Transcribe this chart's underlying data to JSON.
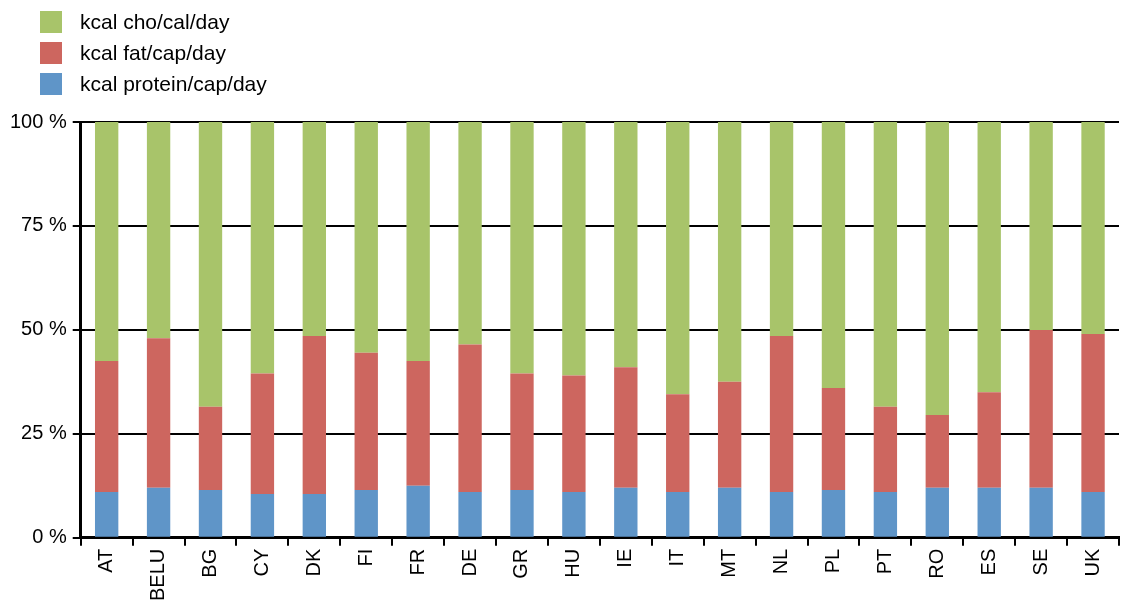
{
  "chart_data": {
    "type": "bar",
    "stacked": true,
    "categories": [
      "AT",
      "BELU",
      "BG",
      "CY",
      "DK",
      "FI",
      "FR",
      "DE",
      "GR",
      "HU",
      "IE",
      "IT",
      "MT",
      "NL",
      "PL",
      "PT",
      "RO",
      "ES",
      "SE",
      "UK"
    ],
    "series": [
      {
        "name": "kcal protein/cap/day",
        "color": "#5f95c8",
        "values": [
          11,
          12,
          11.5,
          10.5,
          10.5,
          11.5,
          12.5,
          11,
          11.5,
          11,
          12,
          11,
          12,
          11,
          11.5,
          11,
          12,
          12,
          12,
          11
        ]
      },
      {
        "name": "kcal fat/cap/day",
        "color": "#cd665f",
        "values": [
          31.5,
          36,
          20,
          29,
          38,
          33,
          30,
          35.5,
          28,
          28,
          29,
          23.5,
          25.5,
          37.5,
          24.5,
          20.5,
          17.5,
          23,
          38,
          38
        ]
      },
      {
        "name": "kcal cho/cal/day",
        "color": "#a8c46a",
        "values": [
          57.5,
          52,
          68.5,
          60.5,
          51.5,
          55.5,
          57.5,
          53.5,
          60.5,
          61,
          59,
          65.5,
          62.5,
          51.5,
          64,
          68.5,
          70.5,
          65,
          50,
          51
        ]
      }
    ],
    "ylim": [
      0,
      100
    ],
    "yticks": [
      {
        "value": 0,
        "label": "0 %"
      },
      {
        "value": 25,
        "label": "25 %"
      },
      {
        "value": 50,
        "label": "50 %"
      },
      {
        "value": 75,
        "label": "75 %"
      },
      {
        "value": 100,
        "label": "100 %"
      }
    ],
    "grid": "y",
    "legend": "top left"
  }
}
#####
[About this task]: Show every line of the listing that includes the word "name".

[Result of the task]:
        "name": "kcal protein/cap/day",
        "name": "kcal fat/cap/day",
        "name": "kcal cho/cal/day",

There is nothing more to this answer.